(A run of records)
------------------------------

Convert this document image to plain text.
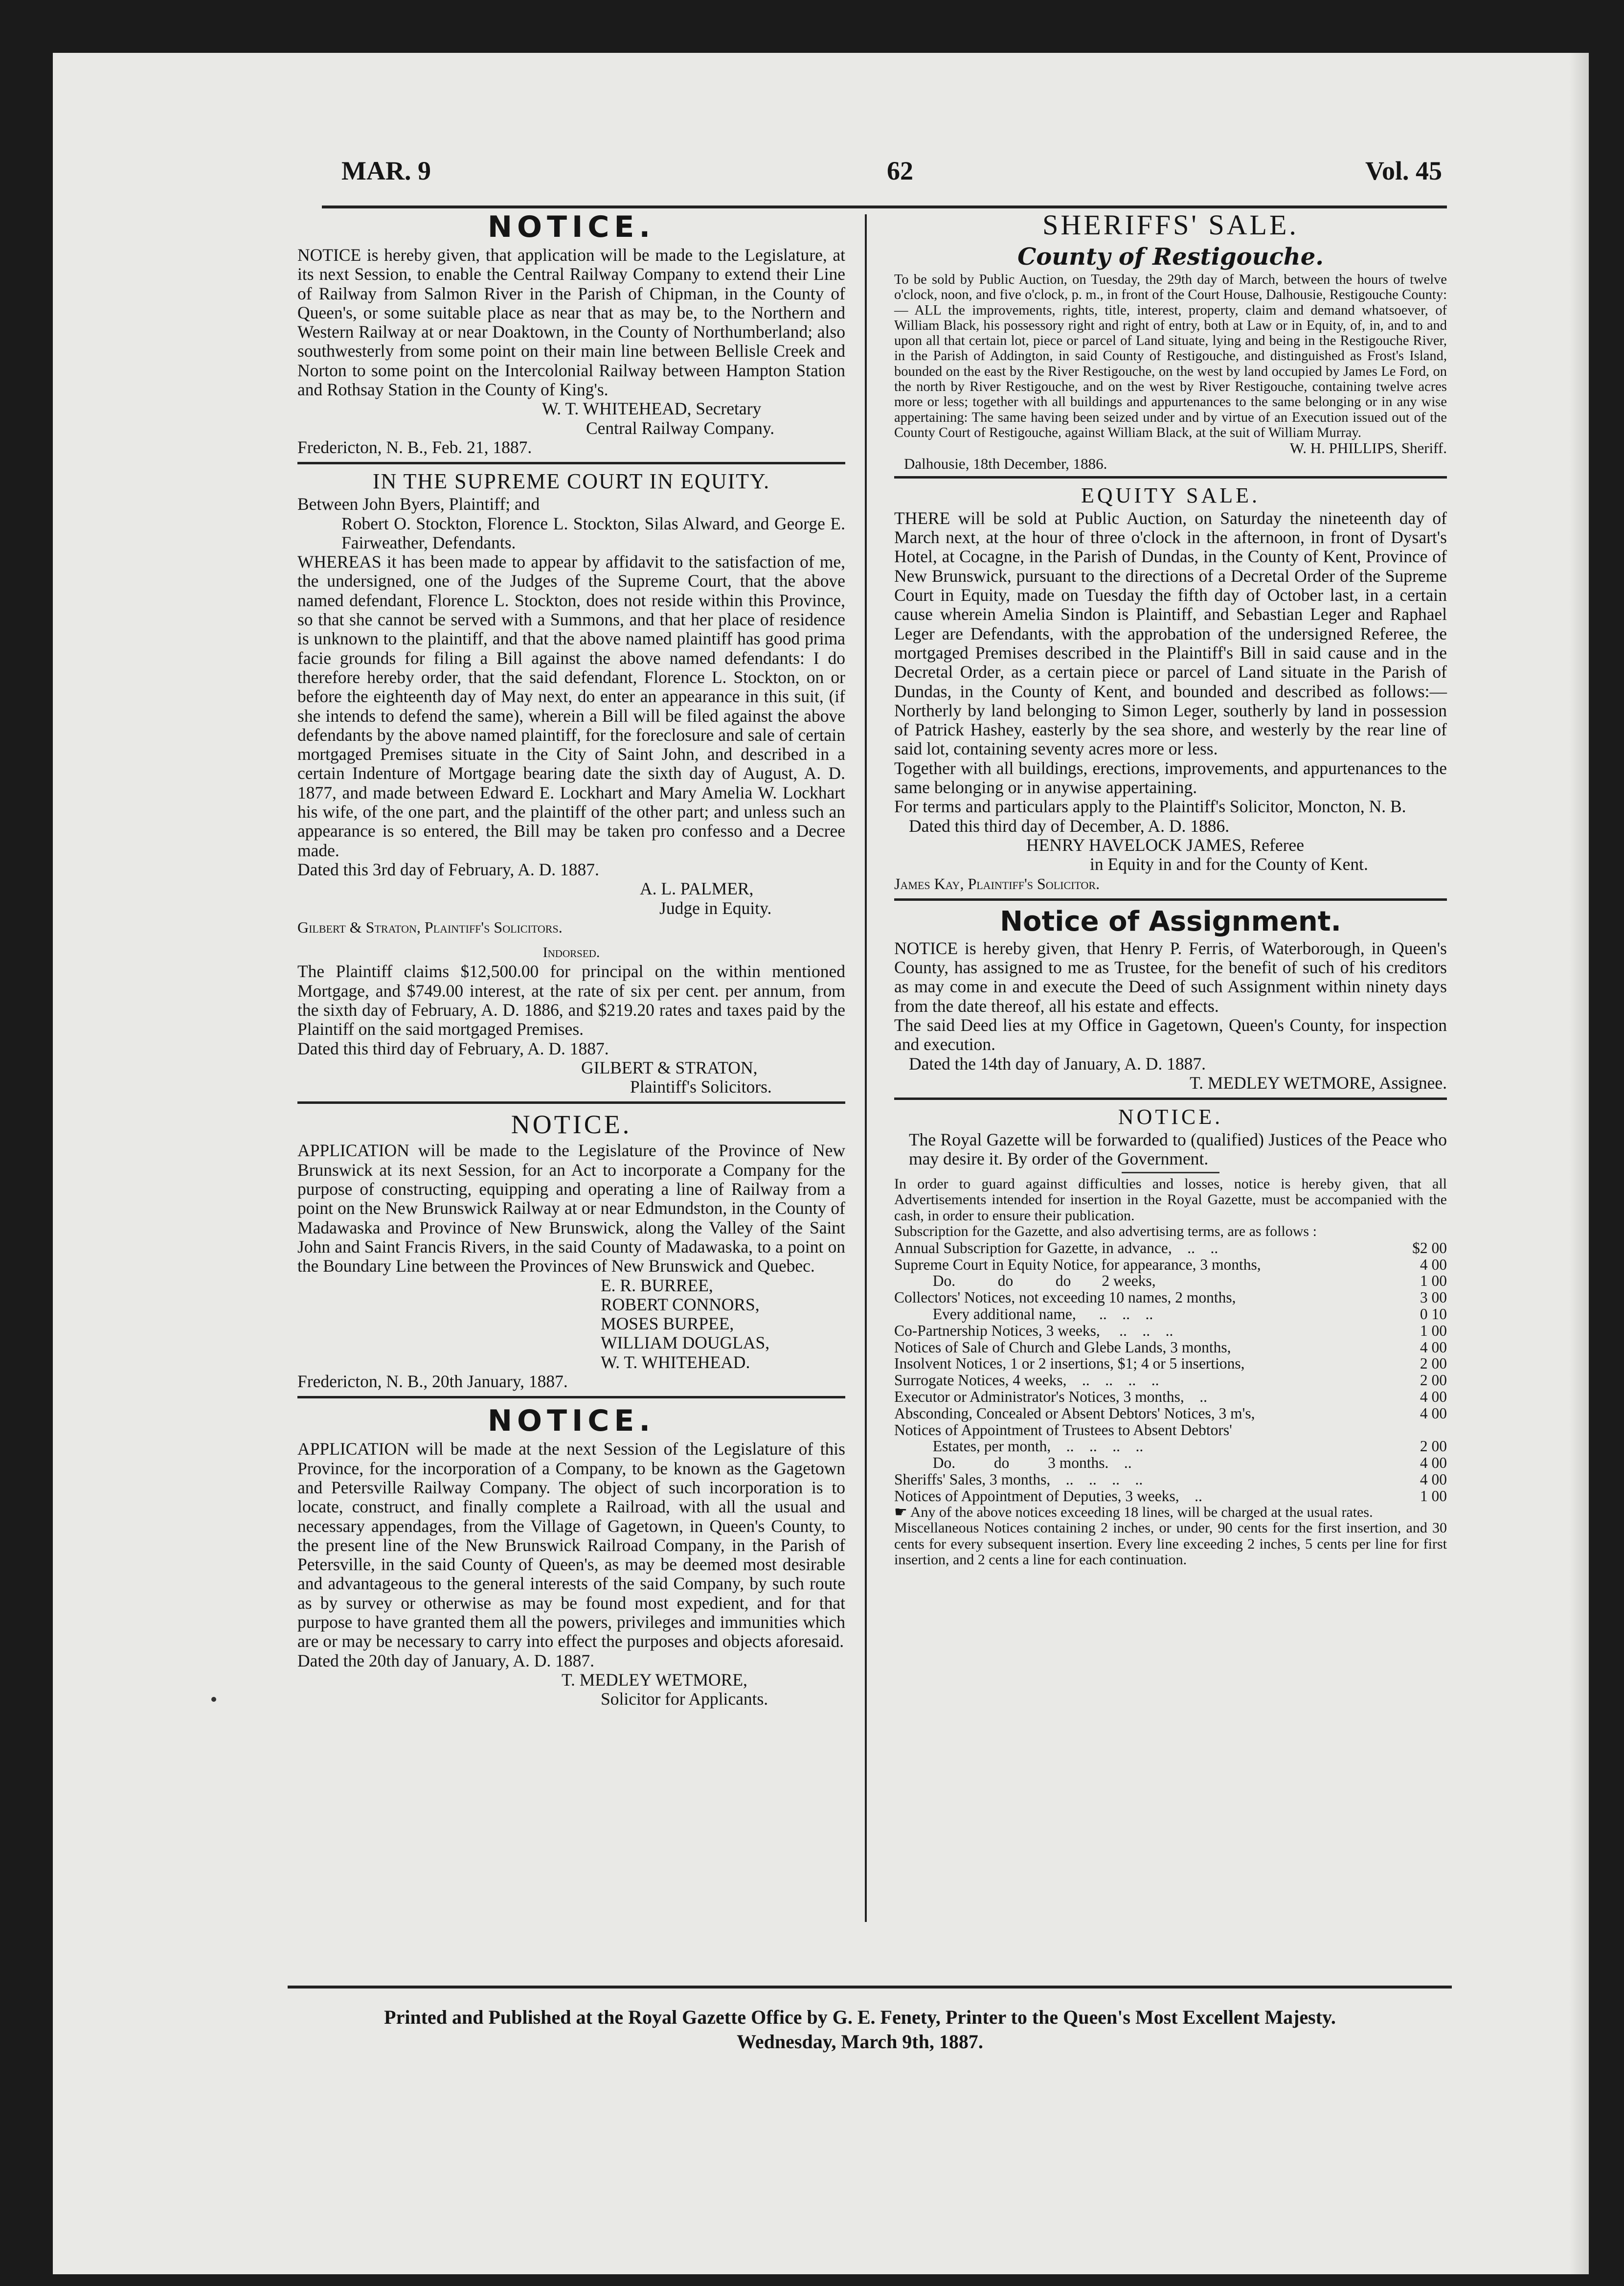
MAR. 9	62	Vol. 45

NOTICE.

NOTICE is hereby given, that application will be made to the Legislature, at its next Session, to enable the Central Railway Company to extend their Line of Railway from Salmon River in the Parish of Chipman, in the County of Queen's, or some suitable place as near that as may be, to the Northern and Western Railway at or near Doaktown, in the County of Northumberland; also southwesterly from some point on their main line between Bellisle Creek and Norton to some point on the Intercolonial Railway between Hampton Station and Rothsay Station in the County of King's.

W. T. WHITEHEAD, Secretary

Central Railway Company.

Fredericton, N. B., Feb. 21, 1887.

IN THE SUPREME COURT IN EQUITY.

Between John Byers, Plaintiff; and

Robert O. Stockton, Florence L. Stockton, Silas Alward, and George E. Fairweather, Defendants.

WHEREAS it has been made to appear by affidavit to the satisfaction of me, the undersigned, one of the Judges of the Supreme Court, that the above named defendant, Florence L. Stockton, does not reside within this Province, so that she cannot be served with a Summons, and that her place of residence is unknown to the plaintiff, and that the above named plaintiff has good prima facie grounds for filing a Bill against the above named defendants: I do therefore hereby order, that the said defendant, Florence L. Stockton, on or before the eighteenth day of May next, do enter an appearance in this suit, (if she intends to defend the same), wherein a Bill will be filed against the above defendants by the above named plaintiff, for the foreclosure and sale of certain mortgaged Premises situate in the City of Saint John, and described in a certain Indenture of Mortgage bearing date the sixth day of August, A. D. 1877, and made between Edward E. Lockhart and Mary Amelia W. Lockhart his wife, of the one part, and the plaintiff of the other part; and unless such an appearance is so entered, the Bill may be taken pro confesso and a Decree made.

Dated this 3rd day of February, A. D. 1887.

A. L. PALMER,

Judge in Equity.

Gilbert & Straton, Plaintiff's Solicitors.

Indorsed.

The Plaintiff claims $12,500.00 for principal on the within mentioned Mortgage, and $749.00 interest, at the rate of six per cent. per annum, from the sixth day of February, A. D. 1886, and $219.20 rates and taxes paid by the Plaintiff on the said mortgaged Premises.

Dated this third day of February, A. D. 1887.

GILBERT & STRATON,

Plaintiff's Solicitors.

NOTICE.

APPLICATION will be made to the Legislature of the Province of New Brunswick at its next Session, for an Act to incorporate a Company for the purpose of constructing, equipping and operating a line of Railway from a point on the New Brunswick Railway at or near Edmundston, in the County of Madawaska and Province of New Brunswick, along the Valley of the Saint John and Saint Francis Rivers, in the said County of Madawaska, to a point on the Boundary Line between the Provinces of New Brunswick and Quebec.

E. R. BURREE,

ROBERT CONNORS,

MOSES BURPEE,

WILLIAM DOUGLAS,

W. T. WHITEHEAD.

Fredericton, N. B., 20th January, 1887.

NOTICE.

APPLICATION will be made at the next Session of the Legislature of this Province, for the incorporation of a Company, to be known as the Gagetown and Petersville Railway Company. The object of such incorporation is to locate, construct, and finally complete a Railroad, with all the usual and necessary appendages, from the Village of Gagetown, in Queen's County, to the present line of the New Brunswick Railroad Company, in the Parish of Petersville, in the said County of Queen's, as may be deemed most desirable and advantageous to the general interests of the said Company, by such route as by survey or otherwise as may be found most expedient, and for that purpose to have granted them all the powers, privileges and immunities which are or may be necessary to carry into effect the purposes and objects aforesaid.

Dated the 20th day of January, A. D. 1887.

T. MEDLEY WETMORE,

Solicitor for Applicants.

SHERIFFS' SALE.

County of Restigouche.

To be sold by Public Auction, on Tuesday, the 29th day of March, between the hours of twelve o'clock, noon, and five o'clock, p. m., in front of the Court House, Dalhousie, Restigouche County:— ALL the improvements, rights, title, interest, property, claim and demand whatsoever, of William Black, his possessory right and right of entry, both at Law or in Equity, of, in, and to and upon all that certain lot, piece or parcel of Land situate, lying and being in the Restigouche River, in the Parish of Addington, in said County of Restigouche, and distinguished as Frost's Island, bounded on the east by the River Restigouche, on the west by land occupied by James Le Ford, on the north by River Restigouche, and on the west by River Restigouche, containing twelve acres more or less; together with all buildings and appurtenances to the same belonging or in any wise appertaining: The same having been seized under and by virtue of an Execution issued out of the County Court of Restigouche, against William Black, at the suit of William Murray.

W. H. PHILLIPS, Sheriff.

Dalhousie, 18th December, 1886.

EQUITY SALE.

THERE will be sold at Public Auction, on Saturday the nineteenth day of March next, at the hour of three o'clock in the afternoon, in front of Dysart's Hotel, at Cocagne, in the Parish of Dundas, in the County of Kent, Province of New Brunswick, pursuant to the directions of a Decretal Order of the Supreme Court in Equity, made on Tuesday the fifth day of October last, in a certain cause wherein Amelia Sindon is Plaintiff, and Sebastian Leger and Raphael Leger are Defendants, with the approbation of the undersigned Referee, the mortgaged Premises described in the Plaintiff's Bill in said cause and in the Decretal Order, as a certain piece or parcel of Land situate in the Parish of Dundas, in the County of Kent, and bounded and described as follows:—Northerly by land belonging to Simon Leger, southerly by land in possession of Patrick Hashey, easterly by the sea shore, and westerly by the rear line of said lot, containing seventy acres more or less.

Together with all buildings, erections, improvements, and appurtenances to the same belonging or in anywise appertaining.

For terms and particulars apply to the Plaintiff's Solicitor, Moncton, N. B.

Dated this third day of December, A. D. 1886.

HENRY HAVELOCK JAMES, Referee

in Equity in and for the County of Kent.

James Kay, Plaintiff's Solicitor.

Notice of Assignment.

NOTICE is hereby given, that Henry P. Ferris, of Waterborough, in Queen's County, has assigned to me as Trustee, for the benefit of such of his creditors as may come in and execute the Deed of such Assignment within ninety days from the date thereof, all his estate and effects.

The said Deed lies at my Office in Gagetown, Queen's County, for inspection and execution.

Dated the 14th day of January, A. D. 1887.

T. MEDLEY WETMORE, Assignee.

NOTICE.

The Royal Gazette will be forwarded to (qualified) Justices of the Peace who may desire it. By order of the Government.

In order to guard against difficulties and losses, notice is hereby given, that all Advertisements intended for insertion in the Royal Gazette, must be accompanied with the cash, in order to ensure their publication.

Subscription for the Gazette, and also advertising terms, are as follows :

Annual Subscription for Gazette, in advance,    ..    ..	$2 00
Supreme Court in Equity Notice, for appearance, 3 months,	4 00
Do.           do           do        2 weeks,	1 00
Collectors' Notices, not exceeding 10 names, 2 months,	3 00
Every additional name,      ..    ..    ..	0 10
Co-Partnership Notices, 3 weeks,     ..    ..    ..	1 00
Notices of Sale of Church and Glebe Lands, 3 months,	4 00
Insolvent Notices, 1 or 2 insertions, $1; 4 or 5 insertions,	2 00
Surrogate Notices, 4 weeks,    ..    ..    ..    ..	2 00
Executor or Administrator's Notices, 3 months,    ..	4 00
Absconding, Concealed or Absent Debtors' Notices, 3 m's,	4 00
Notices of Appointment of Trustees to Absent Debtors'	
Estates, per month,    ..    ..    ..    ..	2 00
Do.          do          3 months.    ..	4 00
Sheriffs' Sales, 3 months,    ..    ..    ..    ..	4 00
Notices of Appointment of Deputies, 3 weeks,    ..	1 00

☛ Any of the above notices exceeding 18 lines, will be charged at the usual rates.

Miscellaneous Notices containing 2 inches, or under, 90 cents for the first insertion, and 30 cents for every subsequent insertion. Every line exceeding 2 inches, 5 cents per line for first insertion, and 2 cents a line for each continuation.

Printed and Published at the Royal Gazette Office by G. E. Fenety, Printer to the Queen's Most Excellent Majesty.

Wednesday, March 9th, 1887.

------------------------------

TASK BRIEF: Using the entries above, find all lines with "rates". Copy them.

TASK RESPONSE:
The Plaintiff claims $12,500.00 for principal on the within mentioned Mortgage, and $749.00 interest, at the rate of six per cent. per annum, from the sixth day of February, A. D. 1886, and $219.20 rates and taxes paid by the Plaintiff on the said mortgaged Premises.
☛ Any of the above notices exceeding 18 lines, will be charged at the usual rates.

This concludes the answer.